Source data
** Start **
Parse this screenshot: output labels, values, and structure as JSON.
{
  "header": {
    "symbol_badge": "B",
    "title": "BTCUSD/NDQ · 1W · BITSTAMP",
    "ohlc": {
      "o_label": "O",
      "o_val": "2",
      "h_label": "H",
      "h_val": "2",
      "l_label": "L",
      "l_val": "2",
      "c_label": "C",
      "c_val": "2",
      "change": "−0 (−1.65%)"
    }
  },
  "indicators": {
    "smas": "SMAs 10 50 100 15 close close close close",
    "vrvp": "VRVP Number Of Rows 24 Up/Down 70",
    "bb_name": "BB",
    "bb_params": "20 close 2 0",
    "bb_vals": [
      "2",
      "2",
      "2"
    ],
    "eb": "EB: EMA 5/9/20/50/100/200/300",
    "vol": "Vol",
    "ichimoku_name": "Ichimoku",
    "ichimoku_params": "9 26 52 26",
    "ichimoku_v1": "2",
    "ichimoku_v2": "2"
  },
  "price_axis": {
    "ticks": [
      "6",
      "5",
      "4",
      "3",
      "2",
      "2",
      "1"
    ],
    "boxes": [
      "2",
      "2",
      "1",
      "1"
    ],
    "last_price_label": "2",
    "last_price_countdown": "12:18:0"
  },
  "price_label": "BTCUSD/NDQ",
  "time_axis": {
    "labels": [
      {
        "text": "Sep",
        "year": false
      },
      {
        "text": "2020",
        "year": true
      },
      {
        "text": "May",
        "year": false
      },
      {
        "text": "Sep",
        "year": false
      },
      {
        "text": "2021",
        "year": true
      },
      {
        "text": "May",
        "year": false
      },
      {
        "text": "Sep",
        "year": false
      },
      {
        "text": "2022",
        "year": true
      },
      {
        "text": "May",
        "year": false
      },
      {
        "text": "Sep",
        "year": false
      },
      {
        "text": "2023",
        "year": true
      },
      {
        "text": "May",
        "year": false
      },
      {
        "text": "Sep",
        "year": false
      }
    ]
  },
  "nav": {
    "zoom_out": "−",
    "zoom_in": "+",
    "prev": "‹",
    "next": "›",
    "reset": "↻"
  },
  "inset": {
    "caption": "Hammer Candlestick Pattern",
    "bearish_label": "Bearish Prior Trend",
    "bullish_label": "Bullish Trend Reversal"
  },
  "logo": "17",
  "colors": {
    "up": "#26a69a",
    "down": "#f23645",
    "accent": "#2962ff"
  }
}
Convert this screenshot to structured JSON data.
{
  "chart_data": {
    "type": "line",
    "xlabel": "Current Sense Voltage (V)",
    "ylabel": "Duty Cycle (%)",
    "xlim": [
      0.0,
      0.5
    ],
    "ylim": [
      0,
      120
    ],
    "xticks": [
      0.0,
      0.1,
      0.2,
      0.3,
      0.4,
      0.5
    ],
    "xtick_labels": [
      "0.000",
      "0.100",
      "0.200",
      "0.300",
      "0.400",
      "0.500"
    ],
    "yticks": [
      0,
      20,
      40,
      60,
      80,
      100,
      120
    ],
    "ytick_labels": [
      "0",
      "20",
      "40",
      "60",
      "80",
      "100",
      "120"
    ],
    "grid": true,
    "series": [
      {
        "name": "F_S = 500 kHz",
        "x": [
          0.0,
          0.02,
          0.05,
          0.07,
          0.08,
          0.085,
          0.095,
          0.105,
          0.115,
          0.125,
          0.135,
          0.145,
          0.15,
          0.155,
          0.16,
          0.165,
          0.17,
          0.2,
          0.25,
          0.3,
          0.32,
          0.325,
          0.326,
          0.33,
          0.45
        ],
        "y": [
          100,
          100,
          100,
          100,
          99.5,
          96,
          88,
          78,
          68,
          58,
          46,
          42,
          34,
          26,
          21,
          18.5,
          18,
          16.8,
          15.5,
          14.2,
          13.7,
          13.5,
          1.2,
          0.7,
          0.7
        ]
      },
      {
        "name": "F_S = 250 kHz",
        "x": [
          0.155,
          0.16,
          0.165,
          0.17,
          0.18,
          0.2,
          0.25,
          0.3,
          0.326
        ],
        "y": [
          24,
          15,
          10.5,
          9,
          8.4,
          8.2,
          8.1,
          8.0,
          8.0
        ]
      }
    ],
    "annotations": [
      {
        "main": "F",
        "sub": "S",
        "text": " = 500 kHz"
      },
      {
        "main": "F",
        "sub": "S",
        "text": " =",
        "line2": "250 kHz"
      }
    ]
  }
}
** End **
INSTRUCTIONS FOR THE TASK: Write out the material exactly as given.

THE ANSWER:
Parse this screenshot: output labels, values, and structure as JSON.
{
  "header": {
    "symbol_badge": "B",
    "title": "BTCUSD/NDQ · 1W · BITSTAMP",
    "ohlc": {
      "o_label": "O",
      "o_val": "2",
      "h_label": "H",
      "h_val": "2",
      "l_label": "L",
      "l_val": "2",
      "c_label": "C",
      "c_val": "2",
      "change": "−0 (−1.65%)"
    }
  },
  "indicators": {
    "smas": "SMAs 10 50 100 15 close close close close",
    "vrvp": "VRVP Number Of Rows 24 Up/Down 70",
    "bb_name": "BB",
    "bb_params": "20 close 2 0",
    "bb_vals": [
      "2",
      "2",
      "2"
    ],
    "eb": "EB: EMA 5/9/20/50/100/200/300",
    "vol": "Vol",
    "ichimoku_name": "Ichimoku",
    "ichimoku_params": "9 26 52 26",
    "ichimoku_v1": "2",
    "ichimoku_v2": "2"
  },
  "price_axis": {
    "ticks": [
      "6",
      "5",
      "4",
      "3",
      "2",
      "2",
      "1"
    ],
    "boxes": [
      "2",
      "2",
      "1",
      "1"
    ],
    "last_price_label": "2",
    "last_price_countdown": "12:18:0"
  },
  "price_label": "BTCUSD/NDQ",
  "time_axis": {
    "labels": [
      {
        "text": "Sep",
        "year": false
      },
      {
        "text": "2020",
        "year": true
      },
      {
        "text": "May",
        "year": false
      },
      {
        "text": "Sep",
        "year": false
      },
      {
        "text": "2021",
        "year": true
      },
      {
        "text": "May",
        "year": false
      },
      {
        "text": "Sep",
        "year": false
      },
      {
        "text": "2022",
        "year": true
      },
      {
        "text": "May",
        "year": false
      },
      {
        "text": "Sep",
        "year": false
      },
      {
        "text": "2023",
        "year": true
      },
      {
        "text": "May",
        "year": false
      },
      {
        "text": "Sep",
        "year": false
      }
    ]
  },
  "nav": {
    "zoom_out": "−",
    "zoom_in": "+",
    "prev": "‹",
    "next": "›",
    "reset": "↻"
  },
  "inset": {
    "caption": "Hammer Candlestick Pattern",
    "bearish_label": "Bearish Prior Trend",
    "bullish_label": "Bullish Trend Reversal"
  },
  "logo": "17",
  "colors": {
    "up": "#26a69a",
    "down": "#f23645",
    "accent": "#2962ff"
  }
}
Convert this screenshot to structured JSON data.
{
  "chart_data": {
    "type": "line",
    "xlabel": "Current Sense Voltage (V)",
    "ylabel": "Duty Cycle (%)",
    "xlim": [
      0.0,
      0.5
    ],
    "ylim": [
      0,
      120
    ],
    "xticks": [
      0.0,
      0.1,
      0.2,
      0.3,
      0.4,
      0.5
    ],
    "xtick_labels": [
      "0.000",
      "0.100",
      "0.200",
      "0.300",
      "0.400",
      "0.500"
    ],
    "yticks": [
      0,
      20,
      40,
      60,
      80,
      100,
      120
    ],
    "ytick_labels": [
      "0",
      "20",
      "40",
      "60",
      "80",
      "100",
      "120"
    ],
    "grid": true,
    "series": [
      {
        "name": "F_S = 500 kHz",
        "x": [
          0.0,
          0.02,
          0.05,
          0.07,
          0.08,
          0.085,
          0.095,
          0.105,
          0.115,
          0.125,
          0.135,
          0.145,
          0.15,
          0.155,
          0.16,
          0.165,
          0.17,
          0.2,
          0.25,
          0.3,
          0.32,
          0.325,
          0.326,
          0.33,
          0.45
        ],
        "y": [
          100,
          100,
          100,
          100,
          99.5,
          96,
          88,
          78,
          68,
          58,
          46,
          42,
          34,
          26,
          21,
          18.5,
          18,
          16.8,
          15.5,
          14.2,
          13.7,
          13.5,
          1.2,
          0.7,
          0.7
        ]
      },
      {
        "name": "F_S = 250 kHz",
        "x": [
          0.155,
          0.16,
          0.165,
          0.17,
          0.18,
          0.2,
          0.25,
          0.3,
          0.326
        ],
        "y": [
          24,
          15,
          10.5,
          9,
          8.4,
          8.2,
          8.1,
          8.0,
          8.0
        ]
      }
    ],
    "annotations": [
      {
        "main": "F",
        "sub": "S",
        "text": " = 500 kHz"
      },
      {
        "main": "F",
        "sub": "S",
        "text": " =",
        "line2": "250 kHz"
      }
    ]
  }
}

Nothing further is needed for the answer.